Copy out the items from the line with "status-dot — [1078, 664, 1088, 674]" up to and including the line with "volume-bar — [1058, 565, 1075, 587]", character for character and in their original order.

DATA RECORDS:
┄┄┄┄┄┄┄┄┄┄

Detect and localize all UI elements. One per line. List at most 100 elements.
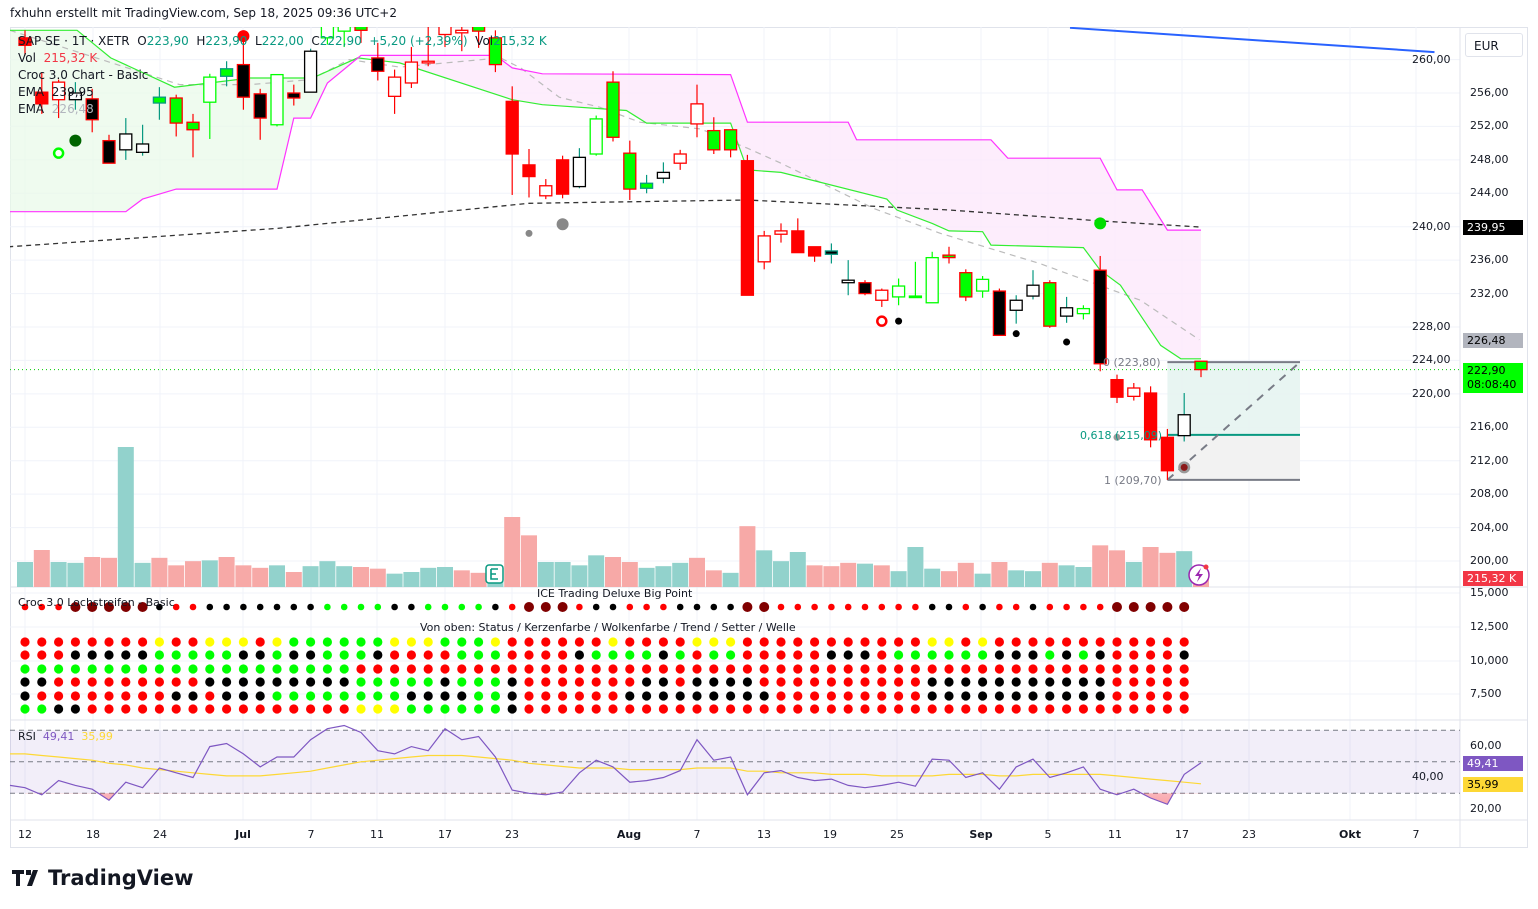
status-dot — [1078, 664, 1088, 674]
tradingview-logo[interactable]: TradingView — [12, 866, 193, 890]
status-dot — [1011, 664, 1021, 674]
big-point-dot — [120, 602, 131, 612]
status-dot — [978, 704, 988, 714]
big-point-dot — [844, 603, 852, 611]
open-value: 223,90 — [146, 34, 189, 48]
big-point-dot — [374, 603, 382, 611]
status-dot — [642, 650, 652, 660]
status-dot — [87, 664, 97, 674]
status-dot — [692, 704, 702, 714]
big-point-dot — [592, 603, 600, 611]
status-dot — [70, 637, 80, 647]
volume-bar — [689, 557, 705, 587]
status-dot — [994, 691, 1005, 701]
x-axis-label: 23 — [1242, 828, 1256, 841]
status-dot — [910, 677, 921, 687]
earnings-e-icon[interactable] — [485, 564, 504, 584]
volume-bar — [201, 560, 218, 587]
candle — [135, 143, 150, 153]
volume-bar — [1092, 545, 1109, 587]
status-dot — [1162, 650, 1172, 660]
status-dot — [121, 664, 131, 674]
status-dot — [1129, 637, 1139, 647]
big-point-dot — [1179, 602, 1190, 612]
status-dot — [339, 677, 349, 687]
big-point-dot — [441, 603, 449, 611]
status-dot — [994, 704, 1005, 714]
status-dot — [658, 704, 669, 714]
status-dot — [978, 691, 988, 701]
status-dot — [306, 704, 316, 714]
status-dot — [944, 664, 954, 674]
status-dot — [188, 637, 198, 647]
status-dot — [272, 664, 282, 674]
status-dot — [625, 650, 635, 660]
status-dot — [910, 691, 921, 701]
status-dot — [591, 691, 601, 701]
ema-long-label: EMA — [18, 85, 45, 99]
status-dot — [104, 677, 114, 687]
status-dot — [726, 704, 736, 714]
price-axis-label: 224,00 — [1412, 353, 1451, 367]
candle — [623, 152, 637, 190]
status-dot — [322, 637, 332, 647]
status-dot — [810, 664, 820, 674]
volume-bar — [571, 565, 588, 587]
price-pane[interactable] — [8, 14, 1460, 481]
status-dot — [339, 650, 349, 660]
status-dot — [810, 704, 820, 714]
status-dot — [793, 704, 803, 714]
volume-bar — [420, 567, 437, 587]
candle — [303, 50, 318, 93]
candle — [824, 250, 839, 255]
status-dot — [927, 637, 937, 647]
croc-chart-legend[interactable]: Croc 3.0 Chart - Basic — [18, 68, 149, 82]
bullish-cloud-fill — [10, 30, 361, 212]
status-dot — [994, 637, 1005, 647]
high-value: 223,90 — [205, 34, 248, 48]
volume-bar — [1058, 565, 1075, 587]
ema-long-legend[interactable]: EMA 239,95 — [18, 84, 94, 101]
status-dot — [1045, 637, 1055, 647]
status-dot — [1095, 704, 1105, 714]
big-point-dot — [576, 603, 583, 611]
volume-bar — [672, 562, 689, 587]
status-dot — [810, 691, 820, 701]
symbol-name[interactable]: SAP SE · 1T · XETR — [18, 34, 130, 48]
status-dot — [171, 691, 181, 701]
ema-short-legend[interactable]: EMA 226,48 — [18, 101, 94, 118]
currency-button[interactable]: EUR — [1465, 33, 1523, 57]
status-dot — [692, 691, 702, 701]
lochstreifen-title[interactable]: Croc 3.0 Lochstreifen - Basic — [18, 596, 175, 609]
volume-legend[interactable]: Vol 215,32 K — [18, 50, 97, 67]
x-axis-label: 5 — [1044, 828, 1052, 841]
status-dot — [490, 650, 500, 660]
status-dot — [272, 691, 282, 701]
volume-bar — [453, 570, 470, 587]
status-dot — [742, 704, 753, 714]
volume-bar — [235, 565, 252, 587]
ema-long-value: 239,95 — [51, 85, 94, 99]
status-dot — [558, 677, 568, 687]
status-dot — [1011, 691, 1021, 701]
status-dot — [910, 664, 921, 674]
status-dot — [558, 704, 568, 714]
x-axis-label: 24 — [153, 828, 167, 841]
status-dot — [574, 704, 585, 714]
volume-bar — [773, 561, 789, 587]
volume-bar — [722, 572, 739, 587]
status-dot — [793, 637, 803, 647]
status-dot — [255, 650, 265, 660]
status-dot — [675, 677, 685, 687]
status-dot — [289, 637, 299, 647]
lightning-alert-icon[interactable] — [1188, 564, 1210, 586]
rsi-legend[interactable]: RSI 49,41 35,99 — [18, 730, 113, 743]
status-dot — [255, 704, 265, 714]
status-dot — [1095, 691, 1105, 701]
status-dot — [104, 664, 114, 674]
volume-bar — [1176, 551, 1193, 587]
candle — [169, 97, 183, 124]
ema-long-price-box: 239,95 — [1463, 220, 1523, 235]
status-dot — [810, 637, 820, 647]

┄┄┄┄┄┄┄┄┄┄

EXERCISE ANSWER:
status-dot — [1078, 664, 1088, 674]
tradingview-logo[interactable]: TradingView — [12, 866, 193, 890]
status-dot — [1011, 664, 1021, 674]
big-point-dot — [120, 602, 131, 612]
status-dot — [978, 704, 988, 714]
big-point-dot — [844, 603, 852, 611]
open-value: 223,90 — [146, 34, 189, 48]
big-point-dot — [374, 603, 382, 611]
status-dot — [642, 650, 652, 660]
status-dot — [87, 664, 97, 674]
status-dot — [692, 704, 702, 714]
big-point-dot — [592, 603, 600, 611]
status-dot — [70, 637, 80, 647]
volume-bar — [689, 557, 705, 587]
status-dot — [994, 691, 1005, 701]
x-axis-label: 23 — [1242, 828, 1256, 841]
status-dot — [910, 677, 921, 687]
earnings-e-icon[interactable] — [485, 564, 504, 584]
volume-bar — [201, 560, 218, 587]
candle — [135, 143, 150, 153]
volume-bar — [1092, 545, 1109, 587]
status-dot — [1162, 650, 1172, 660]
status-dot — [121, 664, 131, 674]
status-dot — [1129, 637, 1139, 647]
big-point-dot — [1179, 602, 1190, 612]
status-dot — [339, 677, 349, 687]
big-point-dot — [441, 603, 449, 611]
status-dot — [994, 704, 1005, 714]
status-dot — [658, 704, 669, 714]
status-dot — [978, 691, 988, 701]
status-dot — [306, 704, 316, 714]
status-dot — [944, 664, 954, 674]
status-dot — [188, 637, 198, 647]
status-dot — [272, 664, 282, 674]
status-dot — [625, 650, 635, 660]
status-dot — [910, 691, 921, 701]
status-dot — [591, 691, 601, 701]
ema-long-label: EMA — [18, 85, 45, 99]
status-dot — [104, 677, 114, 687]
status-dot — [726, 704, 736, 714]
price-axis-label: 224,00 — [1412, 353, 1451, 367]
candle — [623, 152, 637, 190]
status-dot — [322, 637, 332, 647]
status-dot — [810, 664, 820, 674]
volume-bar — [571, 565, 588, 587]
price-pane[interactable] — [8, 14, 1460, 481]
status-dot — [339, 650, 349, 660]
status-dot — [810, 704, 820, 714]
status-dot — [793, 704, 803, 714]
volume-bar — [420, 567, 437, 587]
candle — [303, 50, 318, 93]
candle — [824, 250, 839, 255]
status-dot — [927, 637, 937, 647]
croc-chart-legend[interactable]: Croc 3.0 Chart - Basic — [18, 68, 149, 82]
bullish-cloud-fill — [10, 30, 361, 212]
status-dot — [994, 637, 1005, 647]
high-value: 223,90 — [205, 34, 248, 48]
volume-bar — [1058, 565, 1075, 587]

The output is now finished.